[Page]
■ ■ ■ ■ ■

A London woman’s account of a munitions factory (1916)

Miss G West was a young London woman who worked as a cook at a large munitions factory in Woolwich. In these diary extracts from 1916, she describes conditions inside the factory:

March 22nd 1916
Wed. My first night duty. Quite enjoyed it though I felt very sleepy. Boys come in & out all the time to buy buns, tea, lemonade etc. and at 11.30 a big batch of girls come to dinner… The girls are very rough, regular cockneys, but mostly amiable if not rubbed the wrong way. If they are, it is Billingsgate gone mad. The only thing then is to give it them hot and they generally shut up after a bit. A good many come from the danger buildings. When they arrive at their work they have to take out all hairpins and must not wear metal buttons or hooks and eyes. They have to take off their own shoes on one side of the shift room and jump over a barrier onto what is called the clean side in their stockinged feet. There they put on danger shoes which are soft and have no treads. Their work is filling cartridges for bombs…

March 30th 1916
Woolwich is one huge slum, and in fact there are slums all the way between here and London which is one-and-a-half hours by tram… The canteen is close to the firing pits so that by day the noise is deafening, cups leap off the shelves and every now and then the windows break. But I am spared this at night. The workmen who work in the further parts of the factory go to work on the weirdest little trams with wee little engines and trucks like Irish jaunting cars…

July 22nd 1916
Today I was shown over the factory as a great favour. First I saw cordite made into charges. Each charge consists of five or six little bagsful and a core. Each little bag is shaped like a lifebelt. The quantity of cordite it contains has to be weighed to a pin’s head. Even the silk it is sewn up with is weighed. Each bag contains a different weight and the five or six are then threaded on the core. The core is made of a bundle of cordite like a faggot. The whole charge is then packed in a box with a detonator.

■ ■ ■ ■ ■

[Goals]
a: Transcribe from the munitions diary the part that opens with the words containing "July 22nd 1916" and closes with "with a detonator.".
b: Do these statements agree with the munitions diary? Answer yes or no for each and quote the deciding words. (i) The canteen stands far from the firing pits. (ii) Girls working in the danger buildings must remove all hairpins when they arrive. (iii) Each cordite charge is made up of ten little bags.

Collected data entries:
■ ■ ■ ■ ■

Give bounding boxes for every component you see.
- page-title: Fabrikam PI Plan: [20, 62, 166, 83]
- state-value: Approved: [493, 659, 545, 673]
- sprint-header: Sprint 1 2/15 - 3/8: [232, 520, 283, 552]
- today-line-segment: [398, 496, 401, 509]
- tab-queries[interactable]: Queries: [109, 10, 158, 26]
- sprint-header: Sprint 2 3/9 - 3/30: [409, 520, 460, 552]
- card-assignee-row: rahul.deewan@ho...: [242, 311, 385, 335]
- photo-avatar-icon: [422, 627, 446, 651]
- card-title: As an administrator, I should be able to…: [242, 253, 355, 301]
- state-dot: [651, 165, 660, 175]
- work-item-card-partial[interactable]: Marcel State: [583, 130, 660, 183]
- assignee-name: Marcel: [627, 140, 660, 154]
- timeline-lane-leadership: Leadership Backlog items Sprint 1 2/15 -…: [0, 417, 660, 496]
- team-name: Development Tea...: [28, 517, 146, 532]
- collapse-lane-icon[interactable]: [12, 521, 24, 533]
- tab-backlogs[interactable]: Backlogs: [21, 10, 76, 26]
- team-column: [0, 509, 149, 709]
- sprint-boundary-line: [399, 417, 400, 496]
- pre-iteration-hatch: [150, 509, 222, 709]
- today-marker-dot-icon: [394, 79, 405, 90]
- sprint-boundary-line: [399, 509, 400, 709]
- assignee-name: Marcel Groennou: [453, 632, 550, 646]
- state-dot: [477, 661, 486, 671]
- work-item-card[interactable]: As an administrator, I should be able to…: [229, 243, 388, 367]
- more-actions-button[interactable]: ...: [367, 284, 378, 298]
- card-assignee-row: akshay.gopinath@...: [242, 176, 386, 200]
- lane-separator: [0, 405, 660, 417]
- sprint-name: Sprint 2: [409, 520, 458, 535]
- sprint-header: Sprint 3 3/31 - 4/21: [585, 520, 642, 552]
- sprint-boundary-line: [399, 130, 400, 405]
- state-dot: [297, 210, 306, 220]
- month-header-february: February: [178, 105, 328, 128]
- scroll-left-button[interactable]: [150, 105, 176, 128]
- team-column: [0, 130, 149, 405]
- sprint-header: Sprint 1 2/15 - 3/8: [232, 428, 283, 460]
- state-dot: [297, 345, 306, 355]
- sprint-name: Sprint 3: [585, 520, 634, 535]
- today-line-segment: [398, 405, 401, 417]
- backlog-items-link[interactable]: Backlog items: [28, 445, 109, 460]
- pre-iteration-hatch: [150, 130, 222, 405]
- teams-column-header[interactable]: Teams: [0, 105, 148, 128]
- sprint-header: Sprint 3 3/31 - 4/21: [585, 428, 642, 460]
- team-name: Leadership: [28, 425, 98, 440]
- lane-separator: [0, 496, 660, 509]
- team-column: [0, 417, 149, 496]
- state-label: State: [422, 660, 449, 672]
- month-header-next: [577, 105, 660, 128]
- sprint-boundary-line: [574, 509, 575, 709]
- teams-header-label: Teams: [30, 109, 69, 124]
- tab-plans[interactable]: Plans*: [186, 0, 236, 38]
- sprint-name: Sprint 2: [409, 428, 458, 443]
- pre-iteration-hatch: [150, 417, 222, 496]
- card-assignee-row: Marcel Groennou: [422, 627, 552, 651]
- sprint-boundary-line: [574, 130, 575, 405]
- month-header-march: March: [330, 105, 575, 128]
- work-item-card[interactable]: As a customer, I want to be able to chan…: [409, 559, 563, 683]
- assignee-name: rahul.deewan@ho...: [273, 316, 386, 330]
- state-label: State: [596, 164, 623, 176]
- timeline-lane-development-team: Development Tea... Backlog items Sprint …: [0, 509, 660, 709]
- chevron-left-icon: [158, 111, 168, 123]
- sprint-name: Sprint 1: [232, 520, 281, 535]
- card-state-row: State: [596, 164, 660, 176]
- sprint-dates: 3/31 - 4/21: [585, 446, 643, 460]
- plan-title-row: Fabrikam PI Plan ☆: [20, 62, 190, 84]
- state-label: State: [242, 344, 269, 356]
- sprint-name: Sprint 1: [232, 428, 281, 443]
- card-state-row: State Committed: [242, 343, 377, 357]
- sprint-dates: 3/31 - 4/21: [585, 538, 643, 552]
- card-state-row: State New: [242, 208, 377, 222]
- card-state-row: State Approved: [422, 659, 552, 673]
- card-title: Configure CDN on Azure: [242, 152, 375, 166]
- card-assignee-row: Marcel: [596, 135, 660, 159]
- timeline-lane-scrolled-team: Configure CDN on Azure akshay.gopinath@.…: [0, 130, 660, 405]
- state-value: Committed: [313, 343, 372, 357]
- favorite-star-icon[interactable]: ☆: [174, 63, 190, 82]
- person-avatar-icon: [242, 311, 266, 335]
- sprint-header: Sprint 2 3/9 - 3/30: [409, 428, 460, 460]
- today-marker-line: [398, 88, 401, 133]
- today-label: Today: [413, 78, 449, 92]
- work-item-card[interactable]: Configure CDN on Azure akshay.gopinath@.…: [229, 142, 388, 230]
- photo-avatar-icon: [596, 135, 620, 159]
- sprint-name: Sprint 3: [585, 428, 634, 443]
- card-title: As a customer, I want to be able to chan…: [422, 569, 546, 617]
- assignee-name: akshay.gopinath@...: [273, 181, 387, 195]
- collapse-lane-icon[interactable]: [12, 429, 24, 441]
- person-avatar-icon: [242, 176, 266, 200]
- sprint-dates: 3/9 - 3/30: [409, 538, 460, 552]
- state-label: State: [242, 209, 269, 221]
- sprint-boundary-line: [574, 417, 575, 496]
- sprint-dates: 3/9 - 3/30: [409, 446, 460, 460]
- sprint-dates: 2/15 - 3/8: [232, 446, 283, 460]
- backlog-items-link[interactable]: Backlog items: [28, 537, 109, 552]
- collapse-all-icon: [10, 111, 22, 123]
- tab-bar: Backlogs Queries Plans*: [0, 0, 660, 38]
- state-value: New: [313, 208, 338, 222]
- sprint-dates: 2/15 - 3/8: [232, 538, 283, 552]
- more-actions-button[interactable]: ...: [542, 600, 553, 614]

■ ■ ■ ■ ■

[Solved problems]
a:
July 22nd 1916
Today I was shown over the factory as a great favour. First I saw cordite made into charges. Each charge consists of five or six little bagsful and a core. Each little bag is shaped like a lifebelt. The quantity of cordite it contains has to be weighed to a pin’s head. Even the silk it is sewn up with is weighed. Each bag contains a different weight and the five or six are then threaded on the core. The core is made of a bundle of cordite like a faggot. The whole charge is then packed in a box with a detonator.

b:
(i) No: "The canteen is close to the firing pits"
(ii) Yes: "When they arrive at their work they have to take out all hairpins"
(iii) No: "Each charge consists of five or six little bagsful and a core."